Rafting and white water rafting are recreational outdoor activities which use an inflatable raft to navigate a river or other body of water. This is often done on whitewater or different degrees of rough water. Dealing with risk and the need for teamwork is often a part of the experience.[1] This activity as a leisure sport has become popular since the 1950s, if not earlier, evolving from individuals paddling 10 feet (3.0 m) to 14 feet (4.3 m) rafts with double-bladed paddles or oars to multi-person rafts propelled by single-bladed paddles and steered by a person at the stern, or by the use of oars. [2] Rafting on certain sections of rivers is considered an extreme sport, and can be fatal, while other sections are not so extreme or difficult. Rafting is also a competitive sport practiced around the world which culminates in a world rafting championship event between the participating nations. The International Rafting Federation, often referred to as the IRF, is the worldwide body which oversees all aspects of the sport.[3]

Classes of white water
Otherwise known as the International Scale of River Difficulty, below are the six grades of difficulty in white water rafting. They range from simple to very dangerous and potential death or serious injuries.

• [SHORT TASK 1]: Transcribe the records word for word, starting at their first line and ending at the line that contains "description-paragraph: За национальную".
The rafting text and the records have no connection to each other.

[Labeled box records]
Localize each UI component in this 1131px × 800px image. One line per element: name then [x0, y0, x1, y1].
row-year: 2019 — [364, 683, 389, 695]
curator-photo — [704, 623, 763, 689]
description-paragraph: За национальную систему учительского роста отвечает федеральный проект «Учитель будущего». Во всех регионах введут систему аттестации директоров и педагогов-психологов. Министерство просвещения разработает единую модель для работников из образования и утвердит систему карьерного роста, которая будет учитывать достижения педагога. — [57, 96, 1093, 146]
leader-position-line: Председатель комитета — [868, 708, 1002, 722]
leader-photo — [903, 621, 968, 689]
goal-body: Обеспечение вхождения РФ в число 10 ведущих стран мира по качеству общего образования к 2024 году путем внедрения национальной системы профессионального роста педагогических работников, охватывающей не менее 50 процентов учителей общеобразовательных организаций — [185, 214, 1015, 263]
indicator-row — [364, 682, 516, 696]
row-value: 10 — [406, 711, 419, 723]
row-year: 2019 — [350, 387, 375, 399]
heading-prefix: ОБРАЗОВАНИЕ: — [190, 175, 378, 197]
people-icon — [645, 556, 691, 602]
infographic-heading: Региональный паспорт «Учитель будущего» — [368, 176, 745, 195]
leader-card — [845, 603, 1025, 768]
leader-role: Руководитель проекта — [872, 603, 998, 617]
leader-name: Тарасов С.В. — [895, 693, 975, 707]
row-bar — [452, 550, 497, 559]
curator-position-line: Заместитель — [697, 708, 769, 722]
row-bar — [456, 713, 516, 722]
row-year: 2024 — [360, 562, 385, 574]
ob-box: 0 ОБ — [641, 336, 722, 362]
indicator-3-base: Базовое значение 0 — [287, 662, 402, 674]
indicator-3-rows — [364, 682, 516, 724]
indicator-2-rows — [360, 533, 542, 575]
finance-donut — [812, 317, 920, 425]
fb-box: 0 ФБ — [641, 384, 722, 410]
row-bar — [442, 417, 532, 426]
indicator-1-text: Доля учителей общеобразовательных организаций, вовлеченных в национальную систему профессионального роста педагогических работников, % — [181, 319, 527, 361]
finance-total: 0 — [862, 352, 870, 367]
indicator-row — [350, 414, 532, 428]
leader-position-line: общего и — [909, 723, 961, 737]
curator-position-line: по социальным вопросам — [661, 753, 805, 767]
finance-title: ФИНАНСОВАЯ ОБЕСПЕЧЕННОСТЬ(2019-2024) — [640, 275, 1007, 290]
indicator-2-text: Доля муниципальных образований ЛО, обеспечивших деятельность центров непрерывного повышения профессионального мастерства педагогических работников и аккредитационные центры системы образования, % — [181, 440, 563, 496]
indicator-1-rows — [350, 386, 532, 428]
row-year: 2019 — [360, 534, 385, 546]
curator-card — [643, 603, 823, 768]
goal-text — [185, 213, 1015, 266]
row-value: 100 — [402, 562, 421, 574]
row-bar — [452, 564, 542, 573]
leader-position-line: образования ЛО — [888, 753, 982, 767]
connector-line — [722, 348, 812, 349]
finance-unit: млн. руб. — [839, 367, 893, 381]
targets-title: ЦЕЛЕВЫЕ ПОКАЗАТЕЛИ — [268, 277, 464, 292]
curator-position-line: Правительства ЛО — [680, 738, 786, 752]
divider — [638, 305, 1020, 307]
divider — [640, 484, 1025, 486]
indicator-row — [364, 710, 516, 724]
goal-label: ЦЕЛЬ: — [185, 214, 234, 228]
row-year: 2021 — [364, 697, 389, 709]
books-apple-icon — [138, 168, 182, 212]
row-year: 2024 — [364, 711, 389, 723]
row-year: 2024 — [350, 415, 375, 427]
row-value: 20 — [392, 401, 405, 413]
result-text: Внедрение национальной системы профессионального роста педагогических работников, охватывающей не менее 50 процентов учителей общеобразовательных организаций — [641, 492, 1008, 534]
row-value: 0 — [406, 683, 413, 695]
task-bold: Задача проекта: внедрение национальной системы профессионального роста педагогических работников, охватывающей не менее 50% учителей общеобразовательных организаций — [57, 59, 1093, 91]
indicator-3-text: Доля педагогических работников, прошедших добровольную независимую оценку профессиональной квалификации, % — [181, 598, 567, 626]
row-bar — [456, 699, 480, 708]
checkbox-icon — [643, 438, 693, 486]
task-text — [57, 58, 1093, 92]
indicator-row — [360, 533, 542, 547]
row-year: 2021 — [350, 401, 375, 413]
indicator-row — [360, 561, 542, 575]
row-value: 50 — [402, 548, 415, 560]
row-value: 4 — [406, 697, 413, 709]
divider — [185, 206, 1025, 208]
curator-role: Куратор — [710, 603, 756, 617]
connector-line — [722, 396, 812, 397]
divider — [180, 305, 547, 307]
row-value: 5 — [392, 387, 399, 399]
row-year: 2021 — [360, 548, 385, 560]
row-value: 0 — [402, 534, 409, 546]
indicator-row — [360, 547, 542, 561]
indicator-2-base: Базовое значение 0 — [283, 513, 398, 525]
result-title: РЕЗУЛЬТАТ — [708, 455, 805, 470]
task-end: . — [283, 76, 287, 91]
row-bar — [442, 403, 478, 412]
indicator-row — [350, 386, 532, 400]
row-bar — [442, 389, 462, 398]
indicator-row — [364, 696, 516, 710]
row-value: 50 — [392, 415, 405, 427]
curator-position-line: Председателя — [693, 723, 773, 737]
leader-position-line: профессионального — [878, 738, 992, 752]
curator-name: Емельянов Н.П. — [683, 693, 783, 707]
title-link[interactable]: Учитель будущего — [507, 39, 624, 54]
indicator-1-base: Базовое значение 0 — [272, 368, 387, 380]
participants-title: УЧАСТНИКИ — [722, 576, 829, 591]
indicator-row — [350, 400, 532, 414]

• [SHORT TASK 2]: List every bracketed citation number that appears in the rafting text.

• [FULL OUTPUT 1]:
Localize each UI component in this 1131px × 800px image. One line per element: name then [x0, y0, x1, y1].
row-year: 2019 — [364, 683, 389, 695]
curator-photo — [704, 623, 763, 689]
description-paragraph: За национальную систему учительского роста отвечает федеральный проект «Учитель будущего». Во всех регионах введут систему аттестации директоров и педагогов-психологов. Министерство просвещения разработает единую модель для работников из образования и утвердит систему карьерного роста, которая будет учитывать достижения педагога. — [57, 96, 1093, 146]

• [FULL OUTPUT 2]: [1], [2], [3]